**DATA RECORDS**
------------------------------------
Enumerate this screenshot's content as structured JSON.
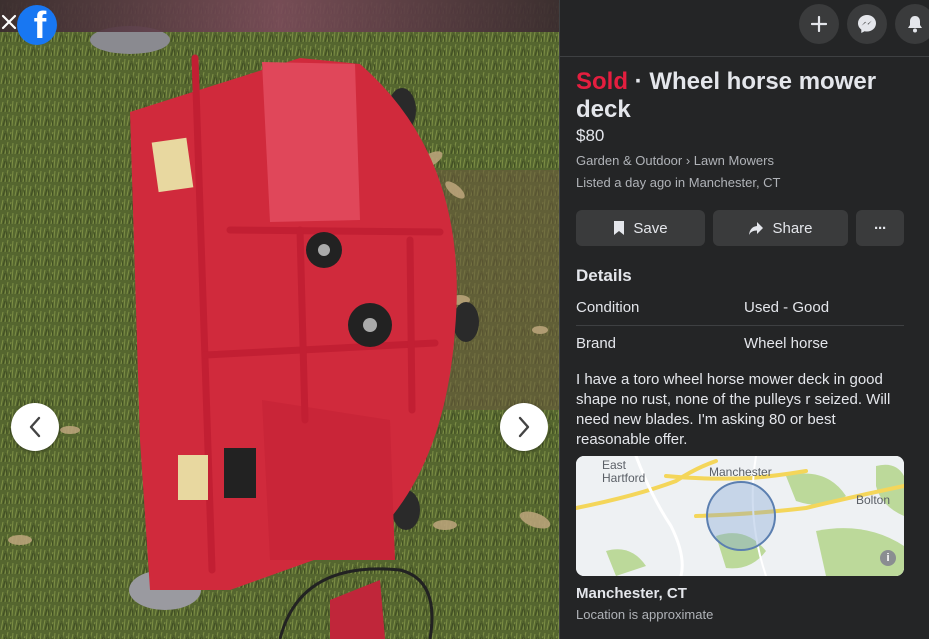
{
  "viewer": {
    "close_icon": "close-icon",
    "logo_icon": "facebook-logo-icon",
    "logo_glyph": "f",
    "prev_icon": "chevron-left-icon",
    "next_icon": "chevron-right-icon"
  },
  "top_actions": [
    {
      "name": "create-button",
      "icon": "plus-icon"
    },
    {
      "name": "messenger-button",
      "icon": "messenger-icon"
    },
    {
      "name": "notifications-button",
      "icon": "bell-icon"
    }
  ],
  "listing": {
    "status": "Sold",
    "separator": " · ",
    "title": "Wheel horse mower deck",
    "price": "$80",
    "breadcrumb": [
      "Garden & Outdoor",
      "Lawn Mowers"
    ],
    "breadcrumb_sep": " › ",
    "listed": "Listed a day ago in Manchester, CT",
    "colors": {
      "sold": "#e41e3f",
      "accent": "#1877f2"
    }
  },
  "actions": {
    "save_label": "Save",
    "share_label": "Share",
    "more_label": "···"
  },
  "details": {
    "heading": "Details",
    "rows": [
      {
        "label": "Condition",
        "value": "Used - Good"
      },
      {
        "label": "Brand",
        "value": "Wheel horse"
      }
    ],
    "description": "I have a toro wheel horse mower deck in good shape no rust, none of the pulleys r seized. Will need new blades. I'm asking 80 or best reasonable offer."
  },
  "map": {
    "labels": [
      "East Hartford",
      "Manchester",
      "Bolton"
    ],
    "info_icon": "info-icon",
    "info_glyph": "i"
  },
  "location": {
    "name": "Manchester, CT",
    "note": "Location is approximate"
  }
}
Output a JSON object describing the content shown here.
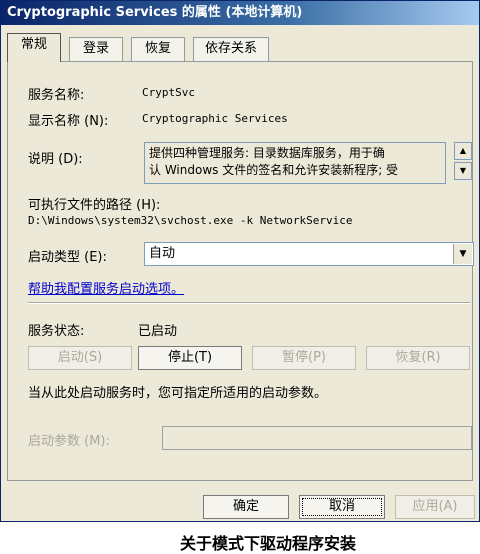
{
  "window": {
    "title": "Cryptographic Services 的属性 (本地计算机)"
  },
  "tabs": [
    {
      "label": "常规"
    },
    {
      "label": "登录"
    },
    {
      "label": "恢复"
    },
    {
      "label": "依存关系"
    }
  ],
  "general": {
    "service_name_label": "服务名称:",
    "service_name_value": "CryptSvc",
    "display_name_label": "显示名称 (N):",
    "display_name_value": "Cryptographic Services",
    "description_label": "说明 (D):",
    "description_line1": "提供四种管理服务: 目录数据库服务，用于确",
    "description_line2": "认 Windows 文件的签名和允许安装新程序; 受",
    "exe_path_label": "可执行文件的路径 (H):",
    "exe_path_value": "D:\\Windows\\system32\\svchost.exe -k NetworkService",
    "startup_type_label": "启动类型 (E):",
    "startup_type_value": "自动",
    "help_link": "帮助我配置服务启动选项。",
    "service_status_label": "服务状态:",
    "service_status_value": "已启动",
    "buttons": {
      "start": "启动(S)",
      "stop": "停止(T)",
      "pause": "暂停(P)",
      "resume": "恢复(R)"
    },
    "start_params_note": "当从此处启动服务时，您可指定所适用的启动参数。",
    "start_params_label": "启动参数 (M):"
  },
  "footer": {
    "ok": "确定",
    "cancel": "取消",
    "apply": "应用(A)"
  },
  "caption": "关于模式下驱动程序安装"
}
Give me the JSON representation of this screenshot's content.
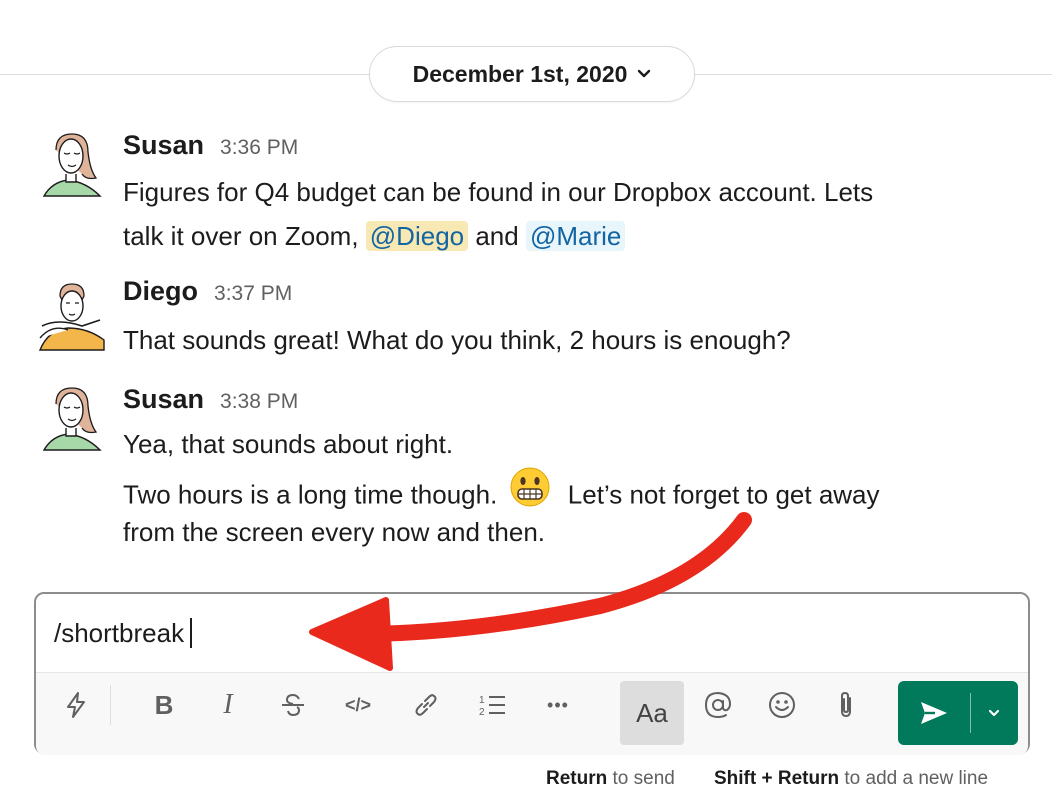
{
  "date_divider": {
    "label": "December 1st, 2020"
  },
  "messages": [
    {
      "author": "Susan",
      "time": "3:36 PM",
      "lines": [
        {
          "text": "Figures for Q4 budget can be found in our Dropbox account. Lets"
        },
        {
          "prefix": "talk it over on Zoom,",
          "mention1": "@Diego",
          "middle": "and",
          "mention2": "@Marie"
        }
      ]
    },
    {
      "author": "Diego",
      "time": "3:37 PM",
      "lines": [
        {
          "text": "That sounds great! What do you think, 2 hours is enough?"
        }
      ]
    },
    {
      "author": "Susan",
      "time": "3:38 PM",
      "lines": [
        {
          "text": "Yea, that sounds about right."
        },
        {
          "before_emoji": "Two hours is a long time though.",
          "after_emoji": "Let’s not forget to get away"
        },
        {
          "text": "from the screen every now and then."
        }
      ]
    }
  ],
  "composer": {
    "value": "/shortbreak",
    "toolbar": {
      "shortcuts_icon": "lightning-icon",
      "bold": "B",
      "italic": "I",
      "strike_icon": "strikethrough-icon",
      "code": "</>",
      "link_icon": "link-icon",
      "list_icon": "ordered-list-icon",
      "more": "•••",
      "format_toggle": "Aa",
      "mention_icon": "at-icon",
      "emoji_icon": "smiley-icon",
      "attach_icon": "paperclip-icon"
    },
    "send_icon": "send-icon",
    "send_options_icon": "chevron-down-icon"
  },
  "hints": {
    "return_key": "Return",
    "return_action": "to send",
    "shift_return_key": "Shift + Return",
    "shift_return_action": "to add a new line"
  },
  "colors": {
    "send_button": "#007a5a",
    "mention_self_bg": "#f8e8b4",
    "mention_other_bg": "#e8f5fa",
    "mention_text": "#1264a3",
    "annotation_arrow": "#e8291c"
  }
}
------------------------------------
**WRITTEN TASK**
Reproduce every entry word for word, but skip any pictures.

**SOLUTION BELOW**
Enumerate this screenshot's content as structured JSON.
{
  "viewer": {
    "close_icon": "close-icon",
    "logo_icon": "facebook-logo-icon",
    "logo_glyph": "f",
    "prev_icon": "chevron-left-icon",
    "next_icon": "chevron-right-icon"
  },
  "top_actions": [
    {
      "name": "create-button",
      "icon": "plus-icon"
    },
    {
      "name": "messenger-button",
      "icon": "messenger-icon"
    },
    {
      "name": "notifications-button",
      "icon": "bell-icon"
    }
  ],
  "listing": {
    "status": "Sold",
    "separator": " · ",
    "title": "Wheel horse mower deck",
    "price": "$80",
    "breadcrumb": [
      "Garden & Outdoor",
      "Lawn Mowers"
    ],
    "breadcrumb_sep": " › ",
    "listed": "Listed a day ago in Manchester, CT",
    "colors": {
      "sold": "#e41e3f",
      "accent": "#1877f2"
    }
  },
  "actions": {
    "save_label": "Save",
    "share_label": "Share",
    "more_label": "···"
  },
  "details": {
    "heading": "Details",
    "rows": [
      {
        "label": "Condition",
        "value": "Used - Good"
      },
      {
        "label": "Brand",
        "value": "Wheel horse"
      }
    ],
    "description": "I have a toro wheel horse mower deck in good shape no rust, none of the pulleys r seized. Will need new blades. I'm asking 80 or best reasonable offer."
  },
  "map": {
    "labels": [
      "East Hartford",
      "Manchester",
      "Bolton"
    ],
    "info_icon": "info-icon",
    "info_glyph": "i"
  },
  "location": {
    "name": "Manchester, CT",
    "note": "Location is approximate"
  }
}
Output a JSON object describing the content shown here.
{
  "window": {
    "title": "Cryptographic Services 的属性 (本地计算机)"
  },
  "tabs": [
    {
      "label": "常规"
    },
    {
      "label": "登录"
    },
    {
      "label": "恢复"
    },
    {
      "label": "依存关系"
    }
  ],
  "general": {
    "service_name_label": "服务名称:",
    "service_name_value": "CryptSvc",
    "display_name_label": "显示名称 (N):",
    "display_name_value": "Cryptographic Services",
    "description_label": "说明 (D):",
    "description_line1": "提供四种管理服务: 目录数据库服务，用于确",
    "description_line2": "认 Windows 文件的签名和允许安装新程序; 受",
    "exe_path_label": "可执行文件的路径 (H):",
    "exe_path_value": "D:\\Windows\\system32\\svchost.exe -k NetworkService",
    "startup_type_label": "启动类型 (E):",
    "startup_type_value": "自动",
    "help_link": "帮助我配置服务启动选项。",
    "service_status_label": "服务状态:",
    "service_status_value": "已启动",
    "buttons": {
      "start": "启动(S)",
      "stop": "停止(T)",
      "pause": "暂停(P)",
      "resume": "恢复(R)"
    },
    "start_params_note": "当从此处启动服务时，您可指定所适用的启动参数。",
    "start_params_label": "启动参数 (M):"
  },
  "footer": {
    "ok": "确定",
    "cancel": "取消",
    "apply": "应用(A)"
  },
  "caption": "关于模式下驱动程序安装"
}
Give me the JSON representation of this screenshot's content.
{
  "date_divider": {
    "label": "December 1st, 2020"
  },
  "messages": [
    {
      "author": "Susan",
      "time": "3:36 PM",
      "lines": [
        {
          "text": "Figures for Q4 budget can be found in our Dropbox account. Lets"
        },
        {
          "prefix": "talk it over on Zoom,",
          "mention1": "@Diego",
          "middle": "and",
          "mention2": "@Marie"
        }
      ]
    },
    {
      "author": "Diego",
      "time": "3:37 PM",
      "lines": [
        {
          "text": "That sounds great! What do you think, 2 hours is enough?"
        }
      ]
    },
    {
      "author": "Susan",
      "time": "3:38 PM",
      "lines": [
        {
          "text": "Yea, that sounds about right."
        },
        {
          "before_emoji": "Two hours is a long time though.",
          "after_emoji": "Let’s not forget to get away"
        },
        {
          "text": "from the screen every now and then."
        }
      ]
    }
  ],
  "composer": {
    "value": "/shortbreak",
    "toolbar": {
      "shortcuts_icon": "lightning-icon",
      "bold": "B",
      "italic": "I",
      "strike_icon": "strikethrough-icon",
      "code": "</>",
      "link_icon": "link-icon",
      "list_icon": "ordered-list-icon",
      "more": "•••",
      "format_toggle": "Aa",
      "mention_icon": "at-icon",
      "emoji_icon": "smiley-icon",
      "attach_icon": "paperclip-icon"
    },
    "send_icon": "send-icon",
    "send_options_icon": "chevron-down-icon"
  },
  "hints": {
    "return_key": "Return",
    "return_action": "to send",
    "shift_return_key": "Shift + Return",
    "shift_return_action": "to add a new line"
  },
  "colors": {
    "send_button": "#007a5a",
    "mention_self_bg": "#f8e8b4",
    "mention_other_bg": "#e8f5fa",
    "mention_text": "#1264a3",
    "annotation_arrow": "#e8291c"
  }
}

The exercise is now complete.